--- start ---

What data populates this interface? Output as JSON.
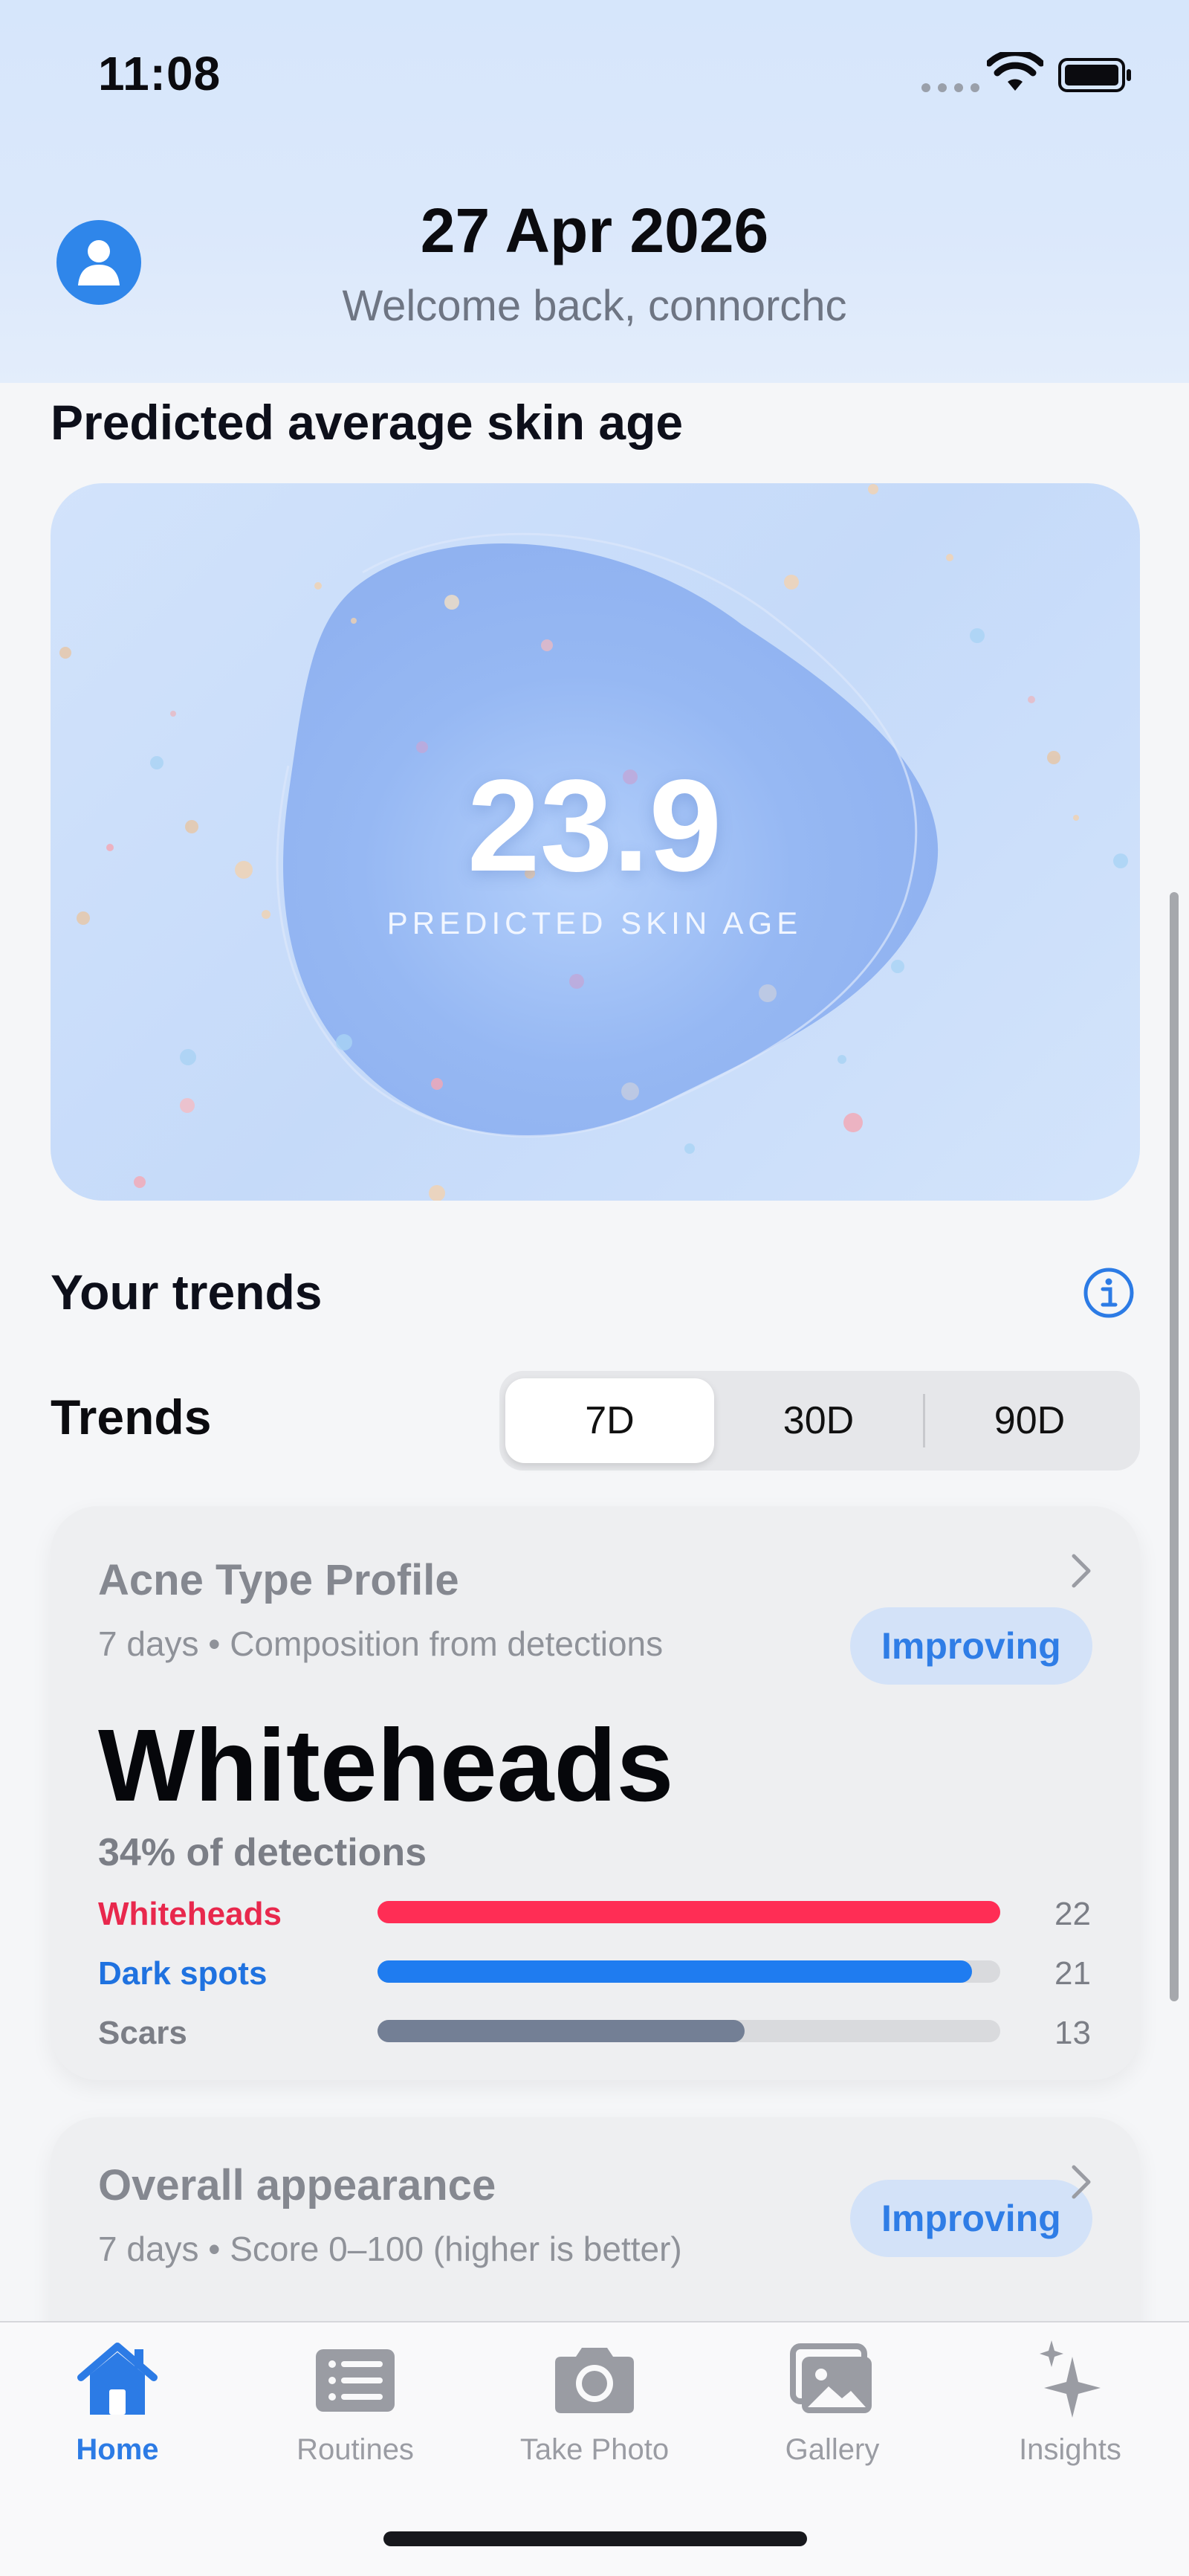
{
  "status_bar": {
    "time": "11:08"
  },
  "header": {
    "date": "27 Apr 2026",
    "welcome": "Welcome back, connorchc"
  },
  "skin_age": {
    "section_title": "Predicted average skin age",
    "value": "23.9",
    "caption": "PREDICTED SKIN AGE"
  },
  "trends": {
    "section_title": "Your trends",
    "label": "Trends",
    "ranges": [
      "7D",
      "30D",
      "90D"
    ],
    "selected_range": "7D"
  },
  "acne_card": {
    "title": "Acne Type Profile",
    "subtitle": "7 days • Composition from detections",
    "status": "Improving",
    "dominant_type": "Whiteheads",
    "dominant_share": "34% of detections",
    "rows": [
      {
        "label": "Whiteheads",
        "count": "22",
        "fill": 1.0,
        "color": "#ff2d55"
      },
      {
        "label": "Dark spots",
        "count": "21",
        "fill": 0.955,
        "color": "#1f7cf0"
      },
      {
        "label": "Scars",
        "count": "13",
        "fill": 0.59,
        "color": "#737f95"
      }
    ]
  },
  "appearance_card": {
    "title": "Overall appearance",
    "subtitle": "7 days • Score 0–100 (higher is better)",
    "status": "Improving"
  },
  "tab_bar": {
    "tabs": [
      {
        "label": "Home",
        "icon": "house-icon"
      },
      {
        "label": "Routines",
        "icon": "list-icon"
      },
      {
        "label": "Take Photo",
        "icon": "camera-icon"
      },
      {
        "label": "Gallery",
        "icon": "photos-icon"
      },
      {
        "label": "Insights",
        "icon": "sparkles-icon"
      }
    ],
    "active": "Home"
  },
  "colors": {
    "accent": "#2c7be5",
    "whiteheads": "#ff2d55",
    "dark_spots": "#1f7cf0",
    "scars": "#737f95"
  }
}
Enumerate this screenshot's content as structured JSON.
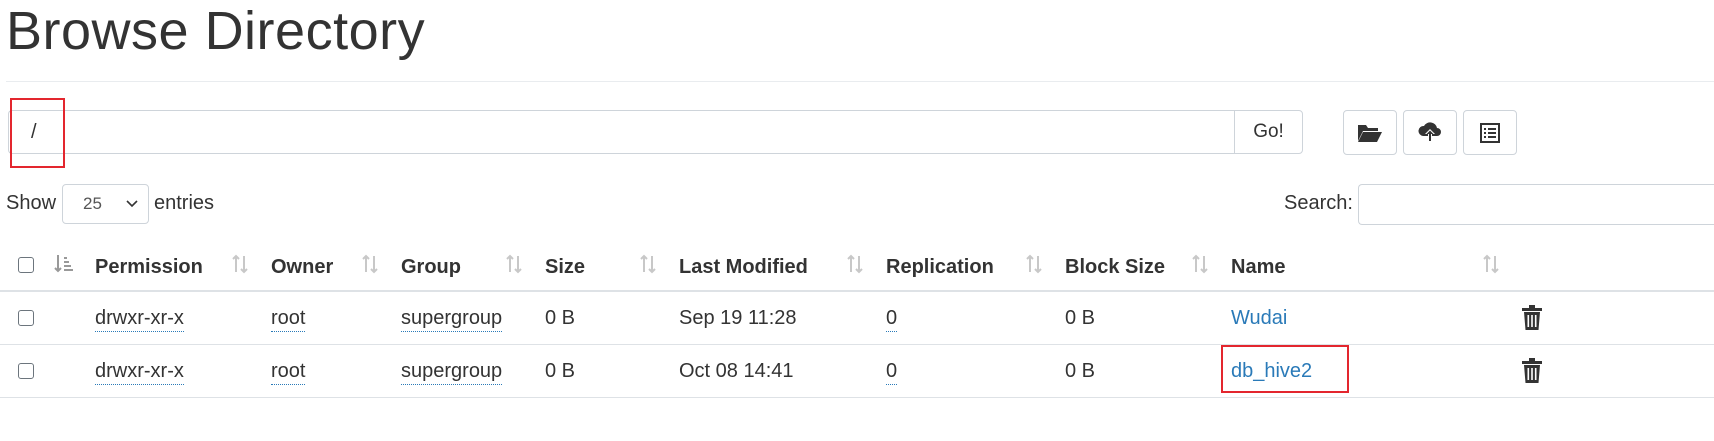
{
  "page": {
    "title": "Browse Directory"
  },
  "path_bar": {
    "value": "/",
    "go_label": "Go!"
  },
  "toolbar": {
    "buttons": [
      {
        "icon": "folder-open-icon"
      },
      {
        "icon": "cloud-upload-icon"
      },
      {
        "icon": "list-icon"
      }
    ]
  },
  "length_control": {
    "show_label": "Show",
    "selected": "25",
    "entries_label": "entries"
  },
  "search": {
    "label": "Search:",
    "value": ""
  },
  "table": {
    "columns": [
      "Permission",
      "Owner",
      "Group",
      "Size",
      "Last Modified",
      "Replication",
      "Block Size",
      "Name"
    ],
    "rows": [
      {
        "permission": "drwxr-xr-x",
        "owner": "root",
        "group": "supergroup",
        "size": "0 B",
        "last_modified": "Sep 19 11:28",
        "replication": "0",
        "block_size": "0 B",
        "name": "Wudai"
      },
      {
        "permission": "drwxr-xr-x",
        "owner": "root",
        "group": "supergroup",
        "size": "0 B",
        "last_modified": "Oct 08 14:41",
        "replication": "0",
        "block_size": "0 B",
        "name": "db_hive2"
      }
    ]
  },
  "colors": {
    "link": "#2a7ab8",
    "highlight": "#e3262e",
    "text": "#333333"
  }
}
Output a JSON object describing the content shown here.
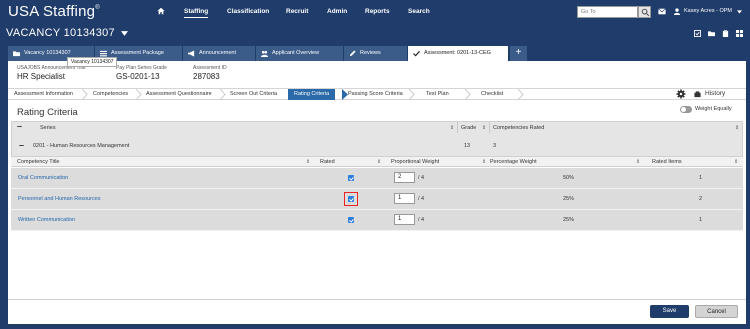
{
  "app": {
    "logo": "USA Staffing",
    "reg": "®"
  },
  "nav": {
    "items": [
      "Staffing",
      "Classification",
      "Recruit",
      "Admin",
      "Reports",
      "Search"
    ],
    "active": "Staffing"
  },
  "header": {
    "goto_placeholder": "Go To",
    "user": "Kasey Acres - OPM",
    "vacancy": "VACANCY 10134307"
  },
  "tabs": [
    {
      "label": "Vacancy 10134307",
      "icon": "folder-icon"
    },
    {
      "label": "Assessment Package",
      "icon": "list-icon"
    },
    {
      "label": "Announcement",
      "icon": "megaphone-icon"
    },
    {
      "label": "Applicant Overview",
      "icon": "people-icon"
    },
    {
      "label": "Reviews",
      "icon": "review-icon"
    },
    {
      "label": "Assessment: 0201-13-CEG",
      "icon": "check-icon"
    }
  ],
  "tooltip": "Vacancy 10134307",
  "info": {
    "title_label": "USAJOBS Announcement Title",
    "title_value": "HR Specialist",
    "grade_label": "Pay Plan Series Grade",
    "grade_value": "GS-0201-13",
    "id_label": "Assessment ID",
    "id_value": "287083"
  },
  "steps": [
    "Assessment Information",
    "Competencies",
    "Assessment Questionnaire",
    "Screen Out Criteria",
    "Rating Criteria",
    "Passing Score Criteria",
    "Test Plan",
    "Checklist"
  ],
  "active_step": "Rating Criteria",
  "history_label": "History",
  "section_title": "Rating Criteria",
  "weight_equally": "Weight Equally",
  "series_table": {
    "headers": {
      "series": "Series",
      "grade": "Grade",
      "competencies": "Competencies Rated"
    },
    "row": {
      "series": "0201 - Human Resources Management",
      "grade": "13",
      "competencies": "3"
    }
  },
  "criteria_table": {
    "headers": {
      "title": "Competency Title",
      "rated": "Rated",
      "prop": "Proportional Weight",
      "pct": "Percentage Weight",
      "items": "Rated Items"
    },
    "rows": [
      {
        "title": "Oral Communication",
        "weight": "2",
        "suffix": "/ 4",
        "pct": "50%",
        "items": "1"
      },
      {
        "title": "Personnel and Human Resources",
        "weight": "1",
        "suffix": "/ 4",
        "pct": "25%",
        "items": "2"
      },
      {
        "title": "Written Communication",
        "weight": "1",
        "suffix": "/ 4",
        "pct": "25%",
        "items": "1"
      }
    ]
  },
  "buttons": {
    "save": "Save",
    "cancel": "Cancel"
  },
  "colors": {
    "brand": "#1f3c6a",
    "active_step": "#2b6aa8",
    "link": "#2266aa",
    "highlight": "#e22222"
  }
}
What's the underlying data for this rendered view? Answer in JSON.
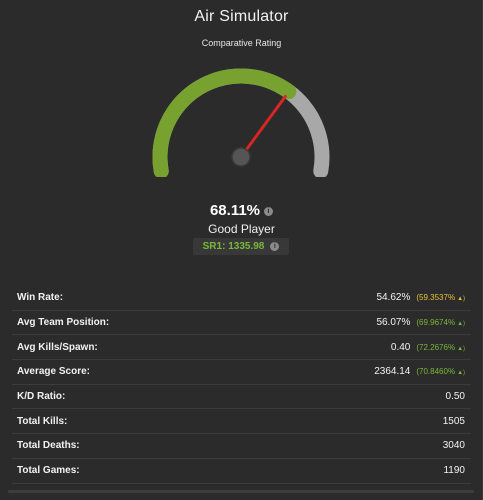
{
  "header": {
    "title": "Air Simulator",
    "subtitle": "Comparative Rating"
  },
  "rating": {
    "percent": "68.11%",
    "gauge_fraction": 0.6811,
    "verdict": "Good Player",
    "sr_label": "SR1: 1335.98",
    "info_icon": "i"
  },
  "colors": {
    "gauge_fill": "#78a22f",
    "gauge_track": "#a8a8a8",
    "needle": "#d62626",
    "percentile_green": "#7ab83a",
    "percentile_yellow": "#e5c23a"
  },
  "stats": [
    {
      "label": "Win Rate:",
      "value": "54.62%",
      "percentile": "(59.3537%",
      "arrow": "▲)",
      "color": "yellow"
    },
    {
      "label": "Avg Team Position:",
      "value": "56.07%",
      "percentile": "(69.9674%",
      "arrow": "▲)",
      "color": "green"
    },
    {
      "label": "Avg Kills/Spawn:",
      "value": "0.40",
      "percentile": "(72.2676%",
      "arrow": "▲)",
      "color": "green"
    },
    {
      "label": "Average Score:",
      "value": "2364.14",
      "percentile": "(70.8460%",
      "arrow": "▲)",
      "color": "green"
    },
    {
      "label": "K/D Ratio:",
      "value": "0.50",
      "percentile": "",
      "arrow": "",
      "color": ""
    },
    {
      "label": "Total Kills:",
      "value": "1505",
      "percentile": "",
      "arrow": "",
      "color": ""
    },
    {
      "label": "Total Deaths:",
      "value": "3040",
      "percentile": "",
      "arrow": "",
      "color": ""
    },
    {
      "label": "Total Games:",
      "value": "1190",
      "percentile": "",
      "arrow": "",
      "color": ""
    }
  ]
}
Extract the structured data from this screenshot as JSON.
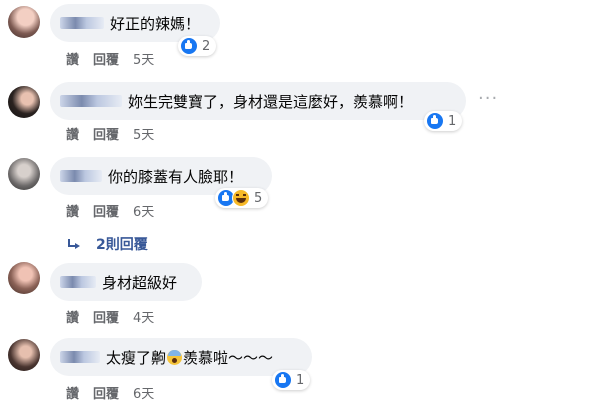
{
  "comments": [
    {
      "text": "好正的辣媽！",
      "reaction_count": "2",
      "reactions": [
        "like-icon"
      ],
      "like_label": "讚",
      "reply_label": "回覆",
      "time": "5天"
    },
    {
      "text": "妳生完雙寶了，身材還是這麼好，羨慕啊！",
      "reaction_count": "1",
      "reactions": [
        "like-icon"
      ],
      "like_label": "讚",
      "reply_label": "回覆",
      "time": "5天",
      "more": "···"
    },
    {
      "text": "你的膝蓋有人臉耶！",
      "reaction_count": "5",
      "reactions": [
        "like-icon",
        "haha-icon"
      ],
      "like_label": "讚",
      "reply_label": "回覆",
      "time": "6天",
      "replies_link": "2則回覆"
    },
    {
      "text": "身材超級好",
      "like_label": "讚",
      "reply_label": "回覆",
      "time": "4天"
    },
    {
      "text_before_emoji": "太瘦了齁",
      "text_after_emoji": "羨慕啦～～～",
      "emoji": "scream-emoji",
      "reaction_count": "1",
      "reactions": [
        "like-icon"
      ],
      "like_label": "讚",
      "reply_label": "回覆",
      "time": "6天"
    }
  ],
  "colors": {
    "bubble": "#f0f2f5",
    "meta_text": "#65676b",
    "link": "#385898",
    "like_blue": "#1877f2"
  }
}
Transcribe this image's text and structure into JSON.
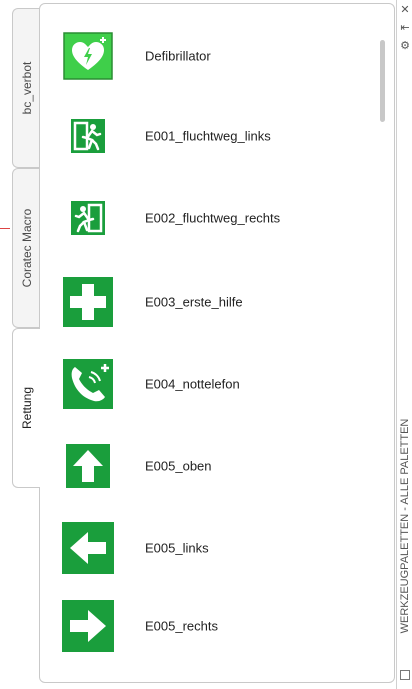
{
  "tabs": [
    {
      "label": "bc_verbot"
    },
    {
      "label": "Coratec Macro"
    },
    {
      "label": "Rettung"
    }
  ],
  "items": [
    {
      "label": "Defibrillator",
      "icon": "defibrillator-icon"
    },
    {
      "label": "E001_fluchtweg_links",
      "icon": "exit-running-man-left-icon"
    },
    {
      "label": "E002_fluchtweg_rechts",
      "icon": "exit-running-man-right-icon"
    },
    {
      "label": "E003_erste_hilfe",
      "icon": "first-aid-cross-icon"
    },
    {
      "label": "E004_nottelefon",
      "icon": "emergency-phone-icon"
    },
    {
      "label": "E005_oben",
      "icon": "arrow-up-icon"
    },
    {
      "label": "E005_links",
      "icon": "arrow-left-icon"
    },
    {
      "label": "E005_rechts",
      "icon": "arrow-right-icon"
    }
  ],
  "strip": {
    "title": "WERKZEUGPALETTEN - ALLE PALETTEN",
    "close_glyph": "✕",
    "autohide_glyph": "⇤",
    "properties_glyph": "⚙"
  },
  "colors": {
    "safety_green": "#1a9e3c",
    "defib_green": "#3fcf4a"
  }
}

--- end ---

» **Written task**
Search the listing for the word "Staffing" and return each line that holds it.

» **Finished answer**
    "logo": "USA Staffing",
      "Staffing",
    "active": "Staffing"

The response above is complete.